→ **Required work**
Pull every line containing "text" out of the material below.

→ **Record list**
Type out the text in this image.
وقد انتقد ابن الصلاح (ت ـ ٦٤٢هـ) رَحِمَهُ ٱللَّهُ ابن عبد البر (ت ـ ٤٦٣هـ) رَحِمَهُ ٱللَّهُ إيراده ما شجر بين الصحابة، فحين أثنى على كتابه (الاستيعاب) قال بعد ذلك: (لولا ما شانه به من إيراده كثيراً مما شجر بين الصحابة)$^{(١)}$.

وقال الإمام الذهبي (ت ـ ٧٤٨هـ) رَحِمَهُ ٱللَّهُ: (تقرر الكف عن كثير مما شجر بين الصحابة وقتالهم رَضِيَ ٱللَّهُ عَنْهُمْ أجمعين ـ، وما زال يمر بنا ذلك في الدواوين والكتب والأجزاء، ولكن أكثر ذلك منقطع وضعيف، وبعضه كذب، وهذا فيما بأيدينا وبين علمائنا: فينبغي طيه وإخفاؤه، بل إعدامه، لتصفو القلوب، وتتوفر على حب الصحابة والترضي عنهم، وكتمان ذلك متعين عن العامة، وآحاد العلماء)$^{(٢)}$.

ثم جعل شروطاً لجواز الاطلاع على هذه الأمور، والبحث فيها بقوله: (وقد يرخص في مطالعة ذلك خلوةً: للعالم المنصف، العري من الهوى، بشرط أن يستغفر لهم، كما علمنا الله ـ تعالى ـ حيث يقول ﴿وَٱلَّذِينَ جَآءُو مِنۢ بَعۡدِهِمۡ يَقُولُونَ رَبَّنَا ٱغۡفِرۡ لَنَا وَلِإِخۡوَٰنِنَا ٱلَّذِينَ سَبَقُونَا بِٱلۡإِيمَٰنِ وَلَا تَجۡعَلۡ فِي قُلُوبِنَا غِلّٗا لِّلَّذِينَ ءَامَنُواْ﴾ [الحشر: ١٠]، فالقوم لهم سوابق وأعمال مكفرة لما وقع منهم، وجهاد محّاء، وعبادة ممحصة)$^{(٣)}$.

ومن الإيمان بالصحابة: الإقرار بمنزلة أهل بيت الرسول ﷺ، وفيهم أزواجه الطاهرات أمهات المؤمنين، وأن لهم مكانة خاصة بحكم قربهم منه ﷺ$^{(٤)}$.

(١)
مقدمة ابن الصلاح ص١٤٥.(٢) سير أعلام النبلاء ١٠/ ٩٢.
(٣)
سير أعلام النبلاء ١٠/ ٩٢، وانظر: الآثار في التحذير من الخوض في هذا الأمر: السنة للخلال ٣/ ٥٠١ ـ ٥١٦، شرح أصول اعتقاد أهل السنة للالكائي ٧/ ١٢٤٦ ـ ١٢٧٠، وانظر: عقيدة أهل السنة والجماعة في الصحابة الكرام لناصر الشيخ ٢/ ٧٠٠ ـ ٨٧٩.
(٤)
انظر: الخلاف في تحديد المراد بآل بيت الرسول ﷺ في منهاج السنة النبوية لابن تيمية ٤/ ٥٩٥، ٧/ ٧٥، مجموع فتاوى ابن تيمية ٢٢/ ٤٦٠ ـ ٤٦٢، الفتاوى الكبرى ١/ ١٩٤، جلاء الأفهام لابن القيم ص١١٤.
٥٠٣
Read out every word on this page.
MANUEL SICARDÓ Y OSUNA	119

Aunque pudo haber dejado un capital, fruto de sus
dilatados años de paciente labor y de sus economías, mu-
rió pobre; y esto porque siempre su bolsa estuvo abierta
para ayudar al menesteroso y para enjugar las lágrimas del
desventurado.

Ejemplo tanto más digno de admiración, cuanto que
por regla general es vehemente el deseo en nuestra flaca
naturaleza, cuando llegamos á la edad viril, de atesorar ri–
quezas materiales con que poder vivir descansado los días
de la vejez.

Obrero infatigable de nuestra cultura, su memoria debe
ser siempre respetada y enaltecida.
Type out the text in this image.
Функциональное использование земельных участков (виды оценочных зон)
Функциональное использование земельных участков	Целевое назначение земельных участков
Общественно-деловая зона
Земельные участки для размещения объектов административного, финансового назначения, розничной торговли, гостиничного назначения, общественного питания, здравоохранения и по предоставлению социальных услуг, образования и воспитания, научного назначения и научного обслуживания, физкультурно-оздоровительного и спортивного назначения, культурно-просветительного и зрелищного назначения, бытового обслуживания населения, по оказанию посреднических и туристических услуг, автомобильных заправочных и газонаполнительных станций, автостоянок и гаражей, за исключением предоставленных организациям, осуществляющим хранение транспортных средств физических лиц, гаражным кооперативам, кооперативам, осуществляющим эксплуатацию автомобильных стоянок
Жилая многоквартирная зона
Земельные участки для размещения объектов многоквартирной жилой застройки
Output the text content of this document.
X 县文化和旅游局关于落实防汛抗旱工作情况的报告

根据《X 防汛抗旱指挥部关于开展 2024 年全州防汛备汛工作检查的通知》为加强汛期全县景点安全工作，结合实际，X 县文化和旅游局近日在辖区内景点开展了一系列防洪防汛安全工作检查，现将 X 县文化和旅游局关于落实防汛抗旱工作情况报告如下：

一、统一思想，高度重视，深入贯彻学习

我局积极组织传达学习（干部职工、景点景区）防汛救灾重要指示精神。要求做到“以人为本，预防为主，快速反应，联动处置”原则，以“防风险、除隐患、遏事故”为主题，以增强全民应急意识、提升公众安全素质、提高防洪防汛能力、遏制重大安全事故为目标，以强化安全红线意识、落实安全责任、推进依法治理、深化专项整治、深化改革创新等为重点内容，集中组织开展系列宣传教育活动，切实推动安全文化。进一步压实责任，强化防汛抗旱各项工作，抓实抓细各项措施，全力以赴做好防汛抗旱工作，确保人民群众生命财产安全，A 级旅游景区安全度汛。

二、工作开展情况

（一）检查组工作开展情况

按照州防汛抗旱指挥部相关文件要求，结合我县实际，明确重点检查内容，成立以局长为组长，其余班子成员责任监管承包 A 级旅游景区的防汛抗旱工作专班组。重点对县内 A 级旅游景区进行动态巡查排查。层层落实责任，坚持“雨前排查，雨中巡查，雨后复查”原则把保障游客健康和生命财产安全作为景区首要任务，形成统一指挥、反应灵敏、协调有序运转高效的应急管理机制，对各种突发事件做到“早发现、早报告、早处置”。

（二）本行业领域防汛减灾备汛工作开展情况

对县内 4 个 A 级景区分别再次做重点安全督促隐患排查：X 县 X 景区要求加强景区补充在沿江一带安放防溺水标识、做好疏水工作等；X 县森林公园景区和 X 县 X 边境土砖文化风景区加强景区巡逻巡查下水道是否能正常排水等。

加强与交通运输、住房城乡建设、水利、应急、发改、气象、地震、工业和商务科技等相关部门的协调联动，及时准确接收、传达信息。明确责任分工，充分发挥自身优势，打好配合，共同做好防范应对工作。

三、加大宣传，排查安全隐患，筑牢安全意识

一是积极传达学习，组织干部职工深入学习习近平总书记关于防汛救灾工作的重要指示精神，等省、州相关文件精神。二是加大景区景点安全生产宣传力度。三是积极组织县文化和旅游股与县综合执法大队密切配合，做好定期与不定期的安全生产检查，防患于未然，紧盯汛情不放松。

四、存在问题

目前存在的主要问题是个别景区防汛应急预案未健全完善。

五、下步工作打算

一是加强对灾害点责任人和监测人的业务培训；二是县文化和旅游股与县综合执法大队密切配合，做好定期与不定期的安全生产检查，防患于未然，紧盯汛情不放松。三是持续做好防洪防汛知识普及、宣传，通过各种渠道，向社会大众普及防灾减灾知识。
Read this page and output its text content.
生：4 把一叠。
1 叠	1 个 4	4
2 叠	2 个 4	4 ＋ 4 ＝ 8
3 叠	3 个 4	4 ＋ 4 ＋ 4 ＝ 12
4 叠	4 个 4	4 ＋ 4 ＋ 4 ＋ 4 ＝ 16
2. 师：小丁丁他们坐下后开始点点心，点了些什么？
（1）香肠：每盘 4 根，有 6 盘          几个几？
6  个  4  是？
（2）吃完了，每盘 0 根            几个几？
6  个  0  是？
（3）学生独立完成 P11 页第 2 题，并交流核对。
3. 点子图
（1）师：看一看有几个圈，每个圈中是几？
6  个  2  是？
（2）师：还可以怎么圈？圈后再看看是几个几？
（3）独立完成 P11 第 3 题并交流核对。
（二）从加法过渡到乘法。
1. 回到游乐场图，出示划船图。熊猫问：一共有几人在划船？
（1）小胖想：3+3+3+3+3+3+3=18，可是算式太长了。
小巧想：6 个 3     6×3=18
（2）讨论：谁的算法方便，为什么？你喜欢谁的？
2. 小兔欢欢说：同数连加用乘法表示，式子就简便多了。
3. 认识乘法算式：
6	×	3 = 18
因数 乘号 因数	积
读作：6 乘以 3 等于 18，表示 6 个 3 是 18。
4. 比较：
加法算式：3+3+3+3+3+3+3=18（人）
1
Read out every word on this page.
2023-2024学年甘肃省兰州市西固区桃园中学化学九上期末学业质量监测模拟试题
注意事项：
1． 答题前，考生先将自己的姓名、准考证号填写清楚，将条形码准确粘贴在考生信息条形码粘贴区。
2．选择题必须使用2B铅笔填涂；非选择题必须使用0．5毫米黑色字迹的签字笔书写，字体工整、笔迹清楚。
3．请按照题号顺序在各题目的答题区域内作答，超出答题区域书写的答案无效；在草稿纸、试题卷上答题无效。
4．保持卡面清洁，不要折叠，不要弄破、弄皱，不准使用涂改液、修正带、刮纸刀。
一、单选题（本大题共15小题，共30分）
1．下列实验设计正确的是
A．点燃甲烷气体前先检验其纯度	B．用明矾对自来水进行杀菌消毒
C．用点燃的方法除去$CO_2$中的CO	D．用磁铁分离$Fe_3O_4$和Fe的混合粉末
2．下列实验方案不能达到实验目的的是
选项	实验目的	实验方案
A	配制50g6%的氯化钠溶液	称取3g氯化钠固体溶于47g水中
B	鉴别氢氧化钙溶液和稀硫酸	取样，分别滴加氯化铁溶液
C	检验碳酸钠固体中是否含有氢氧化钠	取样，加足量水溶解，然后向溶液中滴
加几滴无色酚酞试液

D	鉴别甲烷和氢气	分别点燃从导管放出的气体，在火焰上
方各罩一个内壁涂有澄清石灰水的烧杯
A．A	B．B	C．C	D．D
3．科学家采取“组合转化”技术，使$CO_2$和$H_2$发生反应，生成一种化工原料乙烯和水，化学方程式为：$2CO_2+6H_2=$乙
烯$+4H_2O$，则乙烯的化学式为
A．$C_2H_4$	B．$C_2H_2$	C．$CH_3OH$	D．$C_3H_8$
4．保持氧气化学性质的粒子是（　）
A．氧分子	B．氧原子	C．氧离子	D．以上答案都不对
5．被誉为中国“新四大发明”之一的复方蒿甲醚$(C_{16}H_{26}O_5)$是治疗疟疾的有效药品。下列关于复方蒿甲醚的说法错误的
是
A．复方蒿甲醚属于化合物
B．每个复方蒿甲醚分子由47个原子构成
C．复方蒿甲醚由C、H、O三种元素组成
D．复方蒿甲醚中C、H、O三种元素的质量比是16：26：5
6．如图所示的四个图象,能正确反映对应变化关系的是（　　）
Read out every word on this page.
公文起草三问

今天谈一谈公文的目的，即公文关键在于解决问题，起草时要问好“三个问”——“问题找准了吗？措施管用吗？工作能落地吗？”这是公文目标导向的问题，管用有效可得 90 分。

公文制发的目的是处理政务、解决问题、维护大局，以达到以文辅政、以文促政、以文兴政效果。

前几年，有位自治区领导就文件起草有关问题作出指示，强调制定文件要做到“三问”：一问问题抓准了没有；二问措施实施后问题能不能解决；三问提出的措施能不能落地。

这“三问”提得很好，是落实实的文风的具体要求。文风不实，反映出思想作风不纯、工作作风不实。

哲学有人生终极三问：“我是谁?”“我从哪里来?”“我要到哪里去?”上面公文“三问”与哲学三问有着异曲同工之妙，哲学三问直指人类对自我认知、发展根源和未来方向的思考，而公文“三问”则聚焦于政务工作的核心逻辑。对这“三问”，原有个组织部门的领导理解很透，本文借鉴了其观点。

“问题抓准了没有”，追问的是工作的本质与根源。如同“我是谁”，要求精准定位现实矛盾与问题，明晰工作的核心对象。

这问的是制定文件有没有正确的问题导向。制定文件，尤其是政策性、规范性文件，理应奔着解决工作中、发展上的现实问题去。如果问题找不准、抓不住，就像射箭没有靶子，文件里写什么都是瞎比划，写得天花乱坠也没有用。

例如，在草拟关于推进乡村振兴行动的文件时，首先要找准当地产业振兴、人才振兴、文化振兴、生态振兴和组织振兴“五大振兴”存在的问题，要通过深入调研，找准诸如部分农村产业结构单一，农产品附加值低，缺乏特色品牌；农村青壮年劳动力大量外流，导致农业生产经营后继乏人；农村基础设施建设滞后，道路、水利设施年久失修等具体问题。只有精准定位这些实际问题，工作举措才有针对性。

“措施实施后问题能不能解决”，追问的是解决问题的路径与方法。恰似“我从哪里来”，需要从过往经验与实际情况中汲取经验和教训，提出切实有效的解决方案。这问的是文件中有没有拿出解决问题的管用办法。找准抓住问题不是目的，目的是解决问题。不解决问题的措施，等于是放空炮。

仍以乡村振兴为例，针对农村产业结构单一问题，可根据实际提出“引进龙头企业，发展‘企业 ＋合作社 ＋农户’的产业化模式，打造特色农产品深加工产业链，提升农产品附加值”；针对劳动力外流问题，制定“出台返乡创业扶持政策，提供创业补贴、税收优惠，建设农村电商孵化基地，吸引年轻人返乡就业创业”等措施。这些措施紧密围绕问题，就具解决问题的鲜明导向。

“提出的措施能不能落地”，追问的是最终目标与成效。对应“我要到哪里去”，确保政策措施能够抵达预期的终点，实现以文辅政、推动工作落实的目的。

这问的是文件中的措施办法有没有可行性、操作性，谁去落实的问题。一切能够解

→ **The reply**
Type out the text in this image.
Type out the text in this image.
Output the text content of this document.
Read this page and output its text content.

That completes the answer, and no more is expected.